*** Records for this exercise ***

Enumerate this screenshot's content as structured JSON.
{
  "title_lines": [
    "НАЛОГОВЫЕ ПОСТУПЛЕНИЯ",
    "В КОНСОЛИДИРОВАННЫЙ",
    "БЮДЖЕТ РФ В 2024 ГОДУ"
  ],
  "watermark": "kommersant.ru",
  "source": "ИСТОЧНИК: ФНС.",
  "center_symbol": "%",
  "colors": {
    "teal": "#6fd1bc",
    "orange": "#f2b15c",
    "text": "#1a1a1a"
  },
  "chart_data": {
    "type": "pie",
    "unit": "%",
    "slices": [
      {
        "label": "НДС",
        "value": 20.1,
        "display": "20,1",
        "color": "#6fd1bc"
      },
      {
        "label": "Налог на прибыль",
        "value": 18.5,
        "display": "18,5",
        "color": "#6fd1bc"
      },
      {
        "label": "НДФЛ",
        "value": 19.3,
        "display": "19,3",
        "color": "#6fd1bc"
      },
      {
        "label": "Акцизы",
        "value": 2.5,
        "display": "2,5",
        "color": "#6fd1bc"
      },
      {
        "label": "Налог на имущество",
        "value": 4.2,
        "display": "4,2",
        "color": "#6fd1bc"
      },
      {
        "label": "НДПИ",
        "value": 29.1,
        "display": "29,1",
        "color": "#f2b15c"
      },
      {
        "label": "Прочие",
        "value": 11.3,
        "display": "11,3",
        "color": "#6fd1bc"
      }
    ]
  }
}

***

Given request: Identify each line holding the string "value", and copy it out.

Output of the exercise:
        "value": 20.1,
        "value": 18.5,
        "value": 19.3,
        "value": 2.5,
        "value": 4.2,
        "value": 29.1,
        "value": 11.3,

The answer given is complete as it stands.